### WHAT TO WORK ON
Look through the lines below and extract each one that contains "Pelias".

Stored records
■ ■ ■ ■

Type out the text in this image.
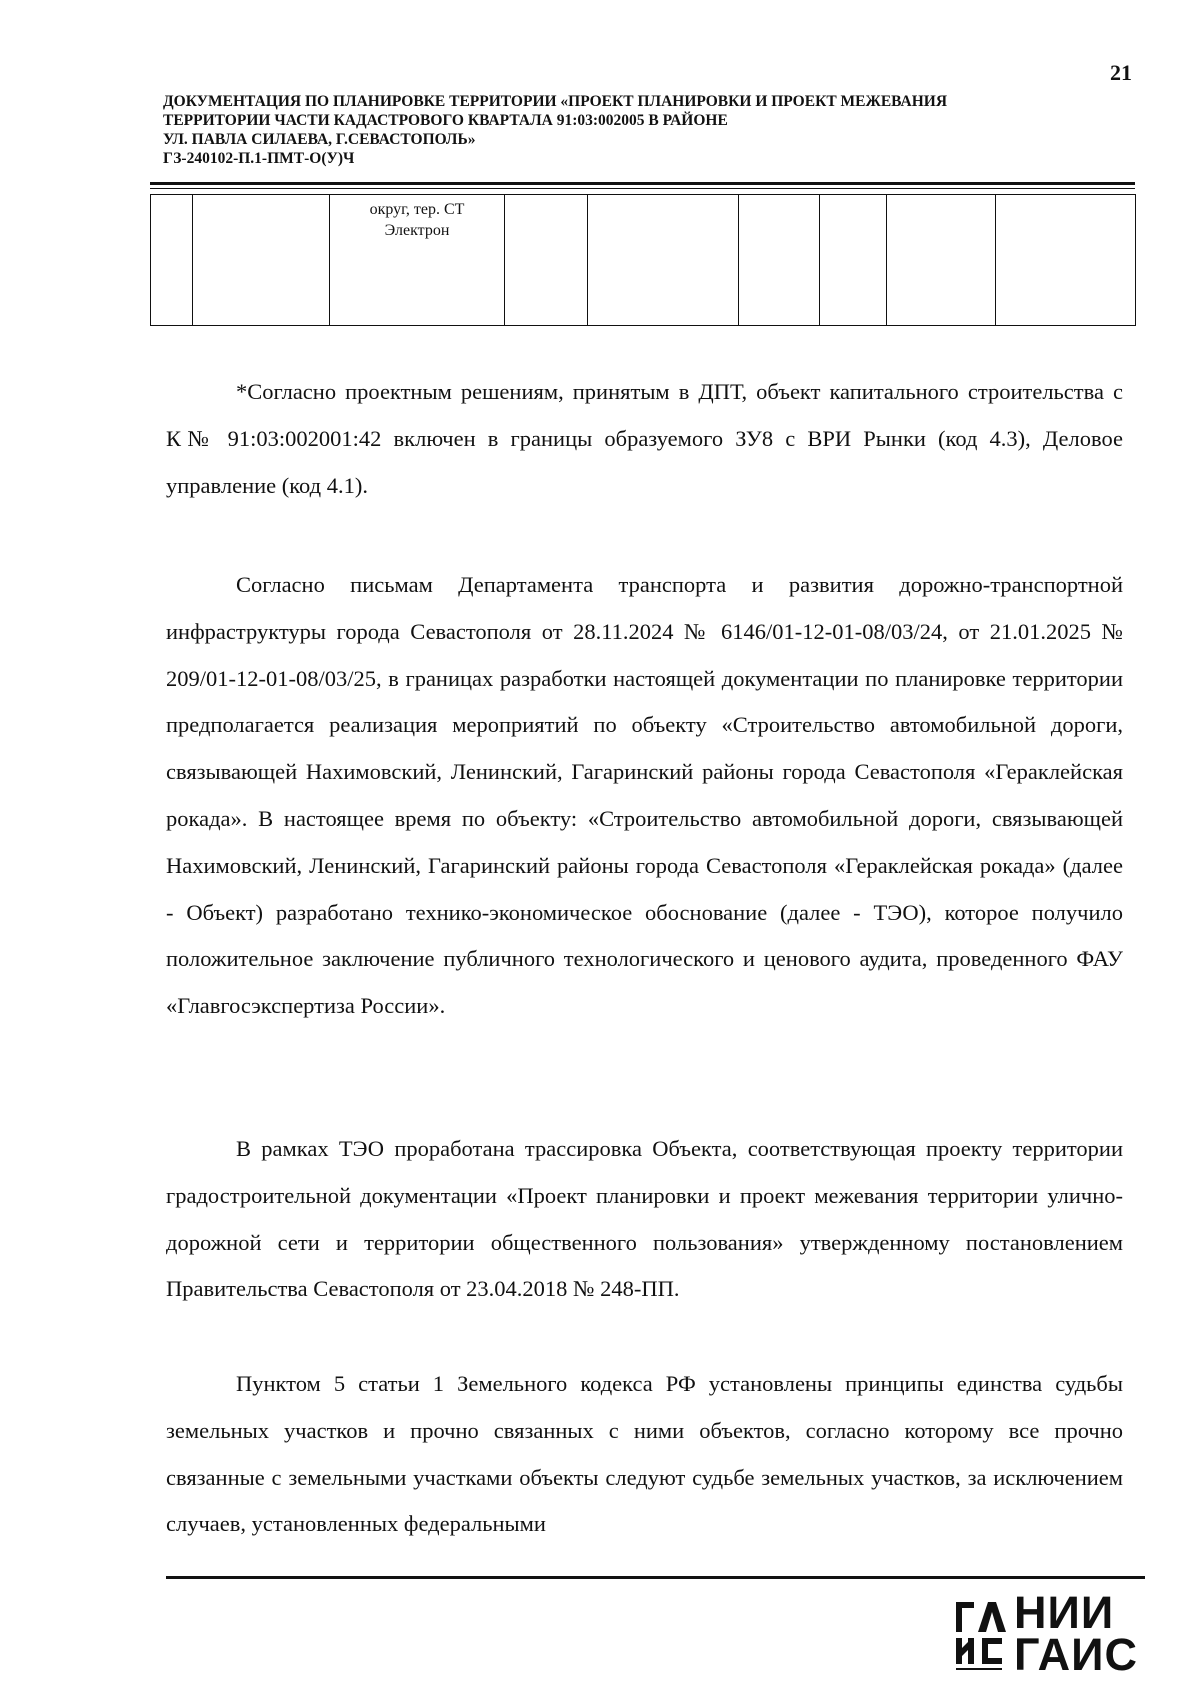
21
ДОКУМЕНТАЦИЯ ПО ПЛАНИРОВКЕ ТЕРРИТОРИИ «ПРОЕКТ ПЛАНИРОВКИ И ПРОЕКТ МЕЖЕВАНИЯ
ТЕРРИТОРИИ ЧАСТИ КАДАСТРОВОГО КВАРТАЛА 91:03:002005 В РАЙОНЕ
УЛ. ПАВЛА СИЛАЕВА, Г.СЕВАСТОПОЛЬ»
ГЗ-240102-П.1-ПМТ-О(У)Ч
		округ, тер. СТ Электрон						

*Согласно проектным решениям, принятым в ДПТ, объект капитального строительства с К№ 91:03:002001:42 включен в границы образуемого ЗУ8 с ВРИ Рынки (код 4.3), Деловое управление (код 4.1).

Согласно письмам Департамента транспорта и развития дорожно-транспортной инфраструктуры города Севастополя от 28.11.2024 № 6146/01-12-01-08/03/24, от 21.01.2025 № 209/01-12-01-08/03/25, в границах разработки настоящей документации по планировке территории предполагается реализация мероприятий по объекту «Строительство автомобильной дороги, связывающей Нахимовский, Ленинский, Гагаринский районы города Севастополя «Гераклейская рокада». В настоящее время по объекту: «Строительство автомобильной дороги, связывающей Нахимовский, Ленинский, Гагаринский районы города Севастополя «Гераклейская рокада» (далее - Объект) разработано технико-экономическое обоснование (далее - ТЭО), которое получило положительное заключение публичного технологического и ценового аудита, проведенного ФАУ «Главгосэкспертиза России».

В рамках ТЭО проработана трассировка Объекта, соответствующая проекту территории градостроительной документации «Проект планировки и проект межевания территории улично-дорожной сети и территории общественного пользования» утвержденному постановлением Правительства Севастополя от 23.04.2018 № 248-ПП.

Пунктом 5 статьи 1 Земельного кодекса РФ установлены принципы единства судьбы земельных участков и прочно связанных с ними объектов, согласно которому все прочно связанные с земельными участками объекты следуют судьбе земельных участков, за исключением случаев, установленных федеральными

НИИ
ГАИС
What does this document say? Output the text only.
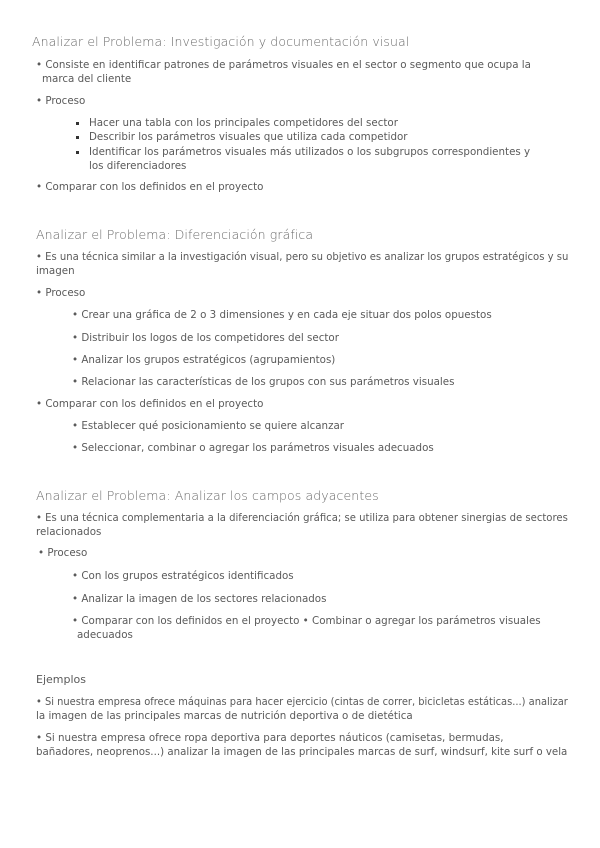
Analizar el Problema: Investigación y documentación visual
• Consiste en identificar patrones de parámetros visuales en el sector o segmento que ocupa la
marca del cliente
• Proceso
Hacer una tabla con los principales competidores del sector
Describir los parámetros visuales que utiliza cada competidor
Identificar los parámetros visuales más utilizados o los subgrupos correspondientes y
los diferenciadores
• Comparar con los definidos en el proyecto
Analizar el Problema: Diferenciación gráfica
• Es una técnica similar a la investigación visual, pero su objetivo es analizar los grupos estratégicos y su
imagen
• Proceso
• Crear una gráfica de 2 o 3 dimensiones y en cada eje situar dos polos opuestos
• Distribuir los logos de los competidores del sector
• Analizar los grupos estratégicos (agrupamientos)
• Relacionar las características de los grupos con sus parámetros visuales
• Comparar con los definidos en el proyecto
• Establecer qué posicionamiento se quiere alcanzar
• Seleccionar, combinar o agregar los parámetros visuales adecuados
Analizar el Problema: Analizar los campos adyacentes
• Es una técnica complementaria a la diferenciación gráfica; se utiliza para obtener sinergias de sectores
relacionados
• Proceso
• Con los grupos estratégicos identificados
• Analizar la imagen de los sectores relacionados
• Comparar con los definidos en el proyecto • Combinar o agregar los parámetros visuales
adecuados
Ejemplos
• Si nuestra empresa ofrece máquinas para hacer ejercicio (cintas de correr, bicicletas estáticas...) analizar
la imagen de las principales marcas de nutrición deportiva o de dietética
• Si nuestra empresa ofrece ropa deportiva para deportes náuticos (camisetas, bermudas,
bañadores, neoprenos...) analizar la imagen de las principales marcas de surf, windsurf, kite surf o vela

■ ■ ■ ■

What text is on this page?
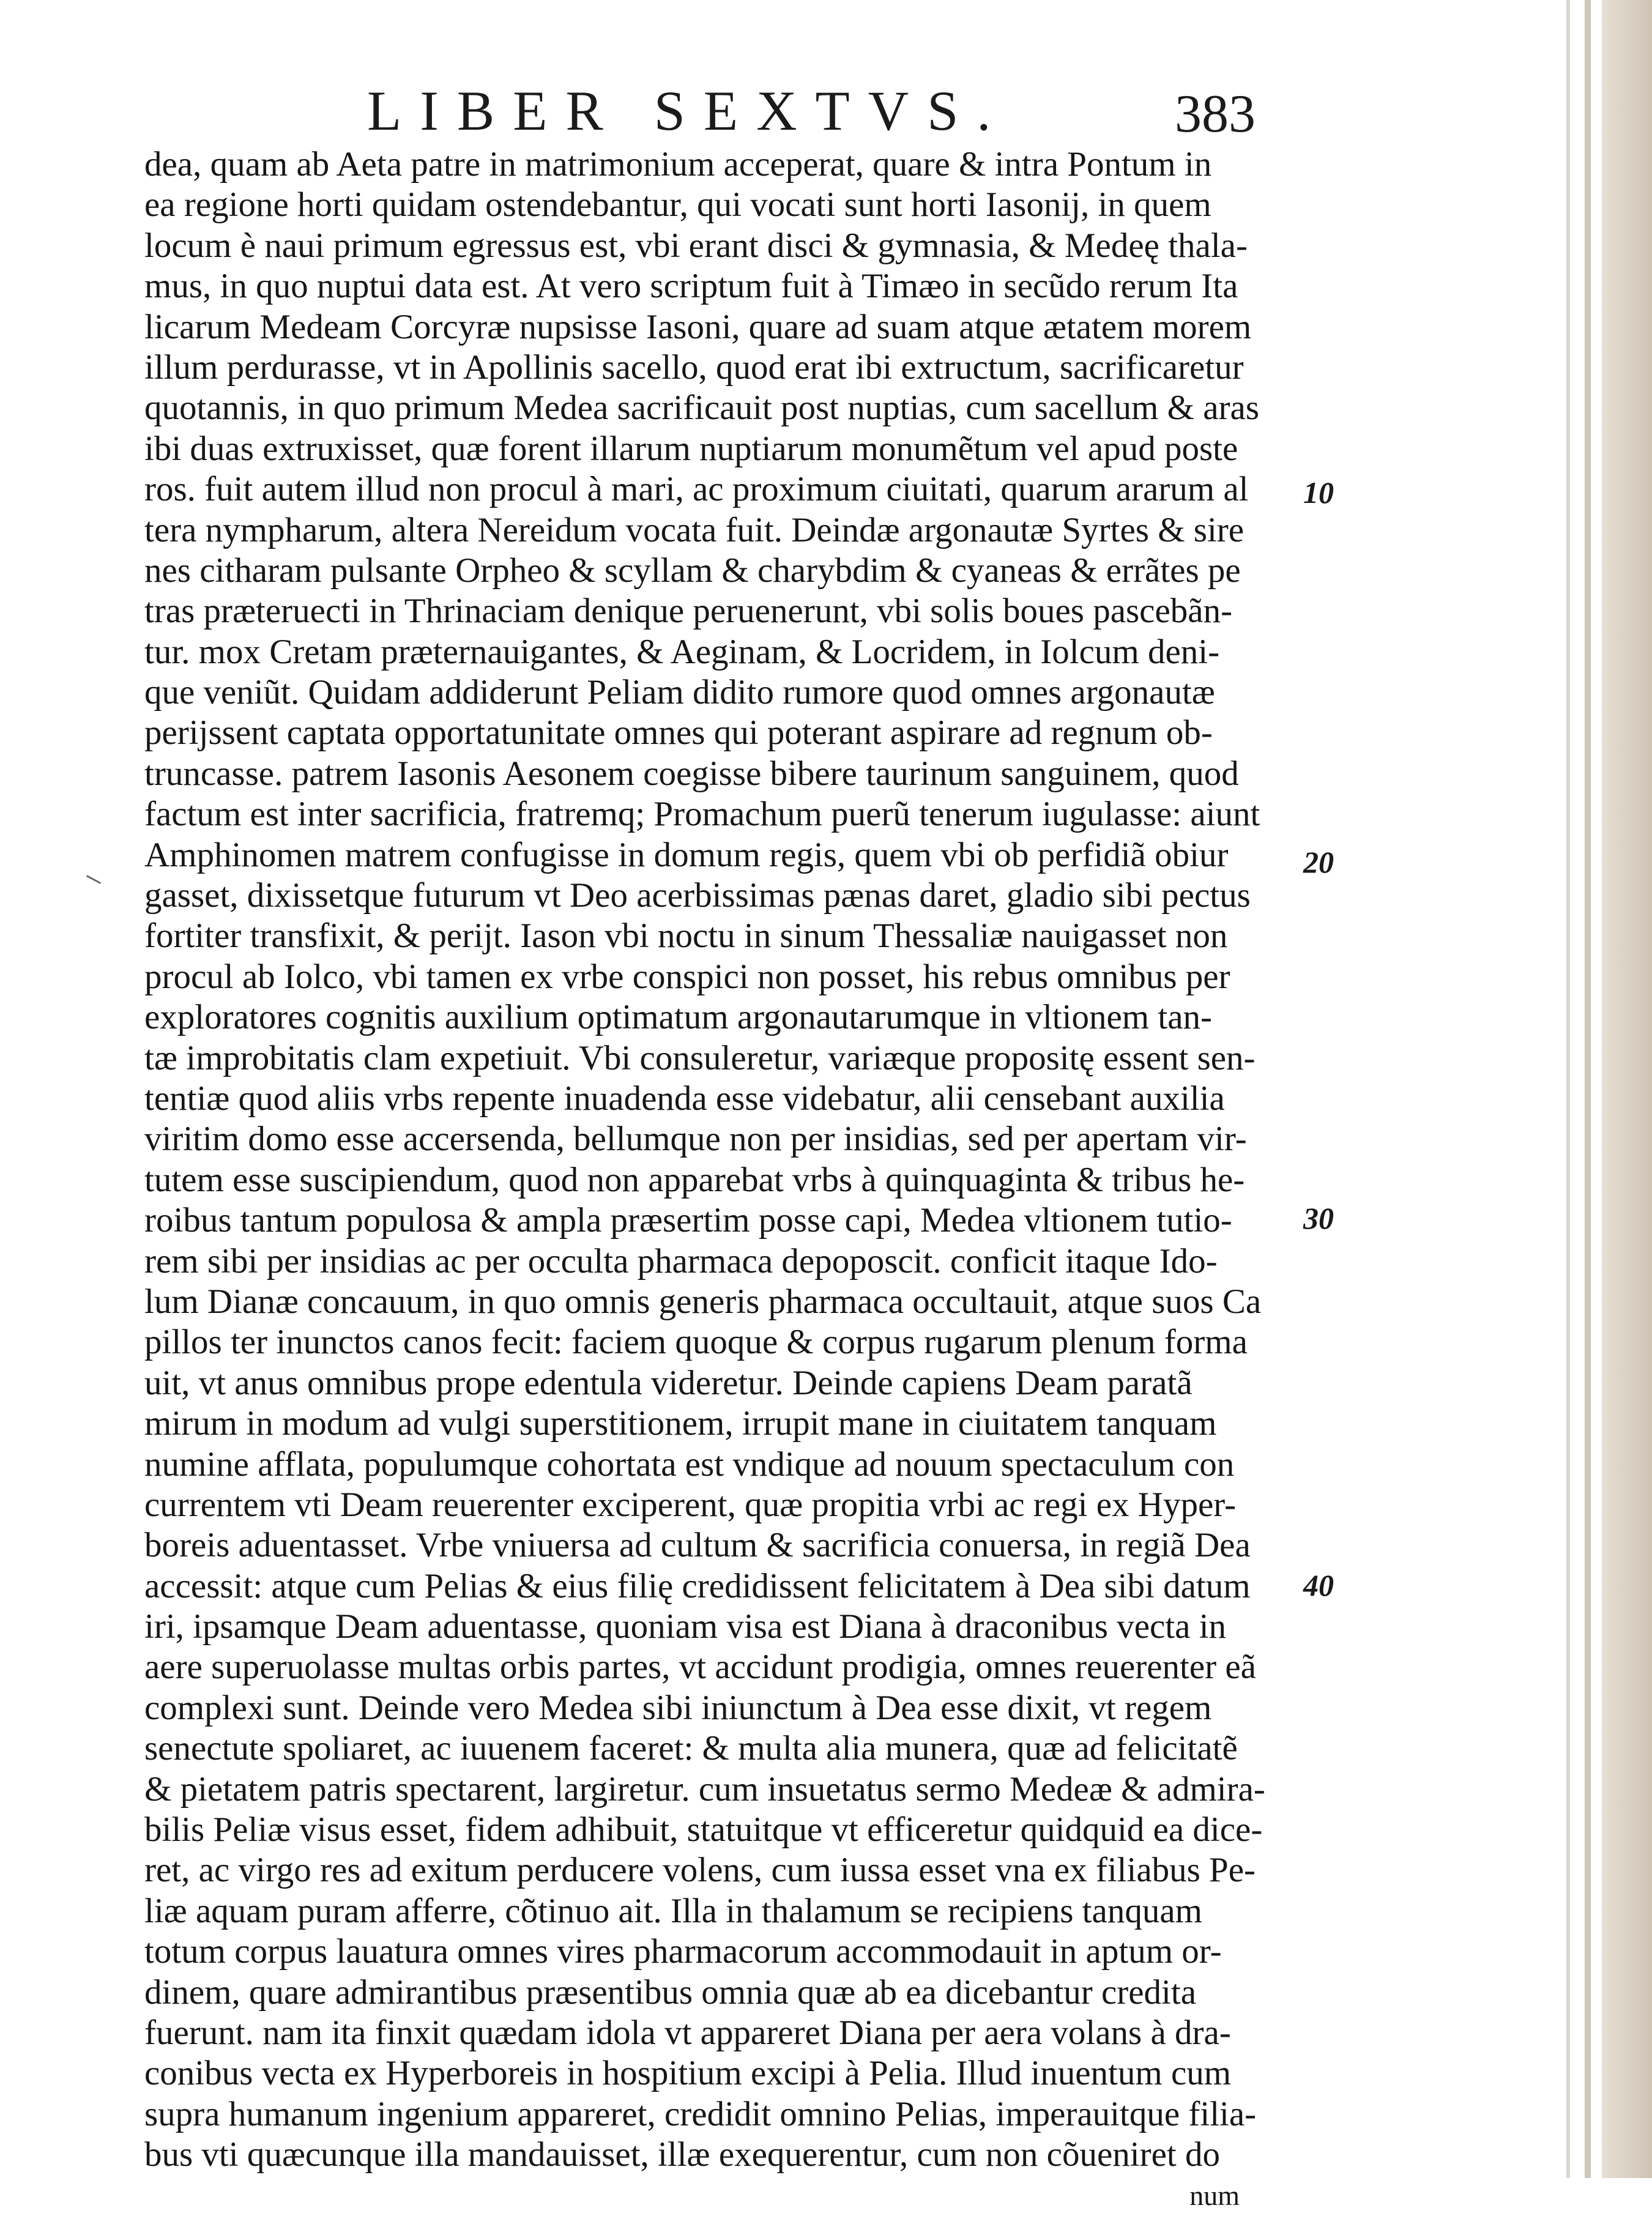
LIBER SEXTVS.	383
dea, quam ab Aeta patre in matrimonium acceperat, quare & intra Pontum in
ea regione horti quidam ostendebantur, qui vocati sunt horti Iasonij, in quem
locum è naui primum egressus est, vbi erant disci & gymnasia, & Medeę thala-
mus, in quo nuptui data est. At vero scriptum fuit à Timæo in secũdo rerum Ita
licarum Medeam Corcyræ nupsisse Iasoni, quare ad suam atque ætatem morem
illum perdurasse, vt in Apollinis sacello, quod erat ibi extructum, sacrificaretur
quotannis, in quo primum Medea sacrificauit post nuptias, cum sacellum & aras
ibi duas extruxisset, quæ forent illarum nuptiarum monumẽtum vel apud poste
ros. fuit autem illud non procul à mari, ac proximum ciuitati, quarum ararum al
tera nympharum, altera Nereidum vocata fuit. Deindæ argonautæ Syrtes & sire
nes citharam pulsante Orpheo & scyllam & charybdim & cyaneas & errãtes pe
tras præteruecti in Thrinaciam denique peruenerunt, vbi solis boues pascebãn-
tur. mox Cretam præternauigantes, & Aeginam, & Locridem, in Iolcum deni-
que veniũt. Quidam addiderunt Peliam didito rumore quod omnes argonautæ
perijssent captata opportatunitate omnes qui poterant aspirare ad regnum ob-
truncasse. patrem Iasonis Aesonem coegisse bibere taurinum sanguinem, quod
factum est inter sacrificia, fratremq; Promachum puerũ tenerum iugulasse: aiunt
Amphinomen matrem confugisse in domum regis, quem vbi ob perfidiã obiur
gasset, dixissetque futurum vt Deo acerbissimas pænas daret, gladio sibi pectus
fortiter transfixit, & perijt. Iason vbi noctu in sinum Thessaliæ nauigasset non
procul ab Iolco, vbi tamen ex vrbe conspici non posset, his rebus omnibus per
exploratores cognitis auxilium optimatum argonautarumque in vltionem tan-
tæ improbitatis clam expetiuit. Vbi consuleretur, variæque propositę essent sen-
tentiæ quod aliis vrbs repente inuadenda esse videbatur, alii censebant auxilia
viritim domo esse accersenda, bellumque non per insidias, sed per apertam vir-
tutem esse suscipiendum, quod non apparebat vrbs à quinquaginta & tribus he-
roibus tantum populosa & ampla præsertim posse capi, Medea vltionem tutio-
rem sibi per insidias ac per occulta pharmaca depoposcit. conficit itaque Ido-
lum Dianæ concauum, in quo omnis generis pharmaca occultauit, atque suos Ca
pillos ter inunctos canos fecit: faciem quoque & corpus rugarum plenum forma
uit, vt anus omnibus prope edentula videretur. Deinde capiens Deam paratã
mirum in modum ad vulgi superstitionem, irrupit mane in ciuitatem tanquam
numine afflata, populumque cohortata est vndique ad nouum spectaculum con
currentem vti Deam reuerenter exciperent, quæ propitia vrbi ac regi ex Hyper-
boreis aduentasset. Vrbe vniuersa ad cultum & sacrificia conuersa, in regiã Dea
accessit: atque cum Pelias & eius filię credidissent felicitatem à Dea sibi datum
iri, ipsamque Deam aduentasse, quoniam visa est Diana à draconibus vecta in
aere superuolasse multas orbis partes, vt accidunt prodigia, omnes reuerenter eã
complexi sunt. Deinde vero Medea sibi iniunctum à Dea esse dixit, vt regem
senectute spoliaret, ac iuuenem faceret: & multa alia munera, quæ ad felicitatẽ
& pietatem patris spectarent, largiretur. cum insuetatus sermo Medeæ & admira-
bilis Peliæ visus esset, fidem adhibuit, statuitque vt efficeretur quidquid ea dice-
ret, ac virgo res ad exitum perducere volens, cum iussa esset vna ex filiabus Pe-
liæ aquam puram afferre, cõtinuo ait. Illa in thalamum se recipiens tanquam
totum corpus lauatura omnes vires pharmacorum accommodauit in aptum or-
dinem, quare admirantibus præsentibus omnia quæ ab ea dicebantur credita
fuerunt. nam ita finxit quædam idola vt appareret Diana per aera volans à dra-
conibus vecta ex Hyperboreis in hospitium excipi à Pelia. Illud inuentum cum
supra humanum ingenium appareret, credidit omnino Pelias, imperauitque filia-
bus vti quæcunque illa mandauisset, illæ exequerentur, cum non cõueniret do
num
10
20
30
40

■ ■ ■ ■

### EXERCISE RESPONSE
accessit: atque cum Pelias & eius filię credidissent felicitatem à Dea sibi datum
supra humanum ingenium appareret, credidit omnino Pelias, imperauitque filia-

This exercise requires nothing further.